----- MATERIAL FOR THIS EXERCISE

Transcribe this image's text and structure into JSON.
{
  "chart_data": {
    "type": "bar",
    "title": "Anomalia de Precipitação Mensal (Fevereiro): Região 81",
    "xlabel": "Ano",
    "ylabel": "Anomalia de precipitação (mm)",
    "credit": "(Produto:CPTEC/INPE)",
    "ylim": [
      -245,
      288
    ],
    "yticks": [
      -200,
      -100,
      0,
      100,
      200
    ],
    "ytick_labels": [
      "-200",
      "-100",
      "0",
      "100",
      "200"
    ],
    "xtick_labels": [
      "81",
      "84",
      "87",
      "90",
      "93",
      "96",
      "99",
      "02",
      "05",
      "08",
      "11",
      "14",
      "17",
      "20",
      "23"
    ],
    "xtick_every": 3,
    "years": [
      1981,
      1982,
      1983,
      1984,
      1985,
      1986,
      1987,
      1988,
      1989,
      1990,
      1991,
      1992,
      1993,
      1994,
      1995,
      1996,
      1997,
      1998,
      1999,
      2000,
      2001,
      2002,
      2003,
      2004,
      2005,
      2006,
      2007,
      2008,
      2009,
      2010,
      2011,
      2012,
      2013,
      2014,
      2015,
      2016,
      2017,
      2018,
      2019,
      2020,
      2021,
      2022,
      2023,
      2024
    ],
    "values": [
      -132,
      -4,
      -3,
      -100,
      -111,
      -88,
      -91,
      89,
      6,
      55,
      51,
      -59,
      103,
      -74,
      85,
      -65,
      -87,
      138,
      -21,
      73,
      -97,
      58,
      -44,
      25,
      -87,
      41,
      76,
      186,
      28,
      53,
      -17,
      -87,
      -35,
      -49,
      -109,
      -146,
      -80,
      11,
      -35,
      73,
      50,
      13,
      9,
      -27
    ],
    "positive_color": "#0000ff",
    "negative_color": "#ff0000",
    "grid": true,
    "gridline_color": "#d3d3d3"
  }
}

----------

Your task is to quote all of the data word for word.

Transcribe this image's text and structure into JSON.
{
  "chart_data": {
    "type": "bar",
    "title": "Anomalia de Precipitação Mensal (Fevereiro): Região 81",
    "xlabel": "Ano",
    "ylabel": "Anomalia de precipitação (mm)",
    "credit": "(Produto:CPTEC/INPE)",
    "ylim": [
      -245,
      288
    ],
    "yticks": [
      -200,
      -100,
      0,
      100,
      200
    ],
    "ytick_labels": [
      "-200",
      "-100",
      "0",
      "100",
      "200"
    ],
    "xtick_labels": [
      "81",
      "84",
      "87",
      "90",
      "93",
      "96",
      "99",
      "02",
      "05",
      "08",
      "11",
      "14",
      "17",
      "20",
      "23"
    ],
    "xtick_every": 3,
    "years": [
      1981,
      1982,
      1983,
      1984,
      1985,
      1986,
      1987,
      1988,
      1989,
      1990,
      1991,
      1992,
      1993,
      1994,
      1995,
      1996,
      1997,
      1998,
      1999,
      2000,
      2001,
      2002,
      2003,
      2004,
      2005,
      2006,
      2007,
      2008,
      2009,
      2010,
      2011,
      2012,
      2013,
      2014,
      2015,
      2016,
      2017,
      2018,
      2019,
      2020,
      2021,
      2022,
      2023,
      2024
    ],
    "values": [
      -132,
      -4,
      -3,
      -100,
      -111,
      -88,
      -91,
      89,
      6,
      55,
      51,
      -59,
      103,
      -74,
      85,
      -65,
      -87,
      138,
      -21,
      73,
      -97,
      58,
      -44,
      25,
      -87,
      41,
      76,
      186,
      28,
      53,
      -17,
      -87,
      -35,
      -49,
      -109,
      -146,
      -80,
      11,
      -35,
      73,
      50,
      13,
      9,
      -27
    ],
    "positive_color": "#0000ff",
    "negative_color": "#ff0000",
    "grid": true,
    "gridline_color": "#d3d3d3"
  }
}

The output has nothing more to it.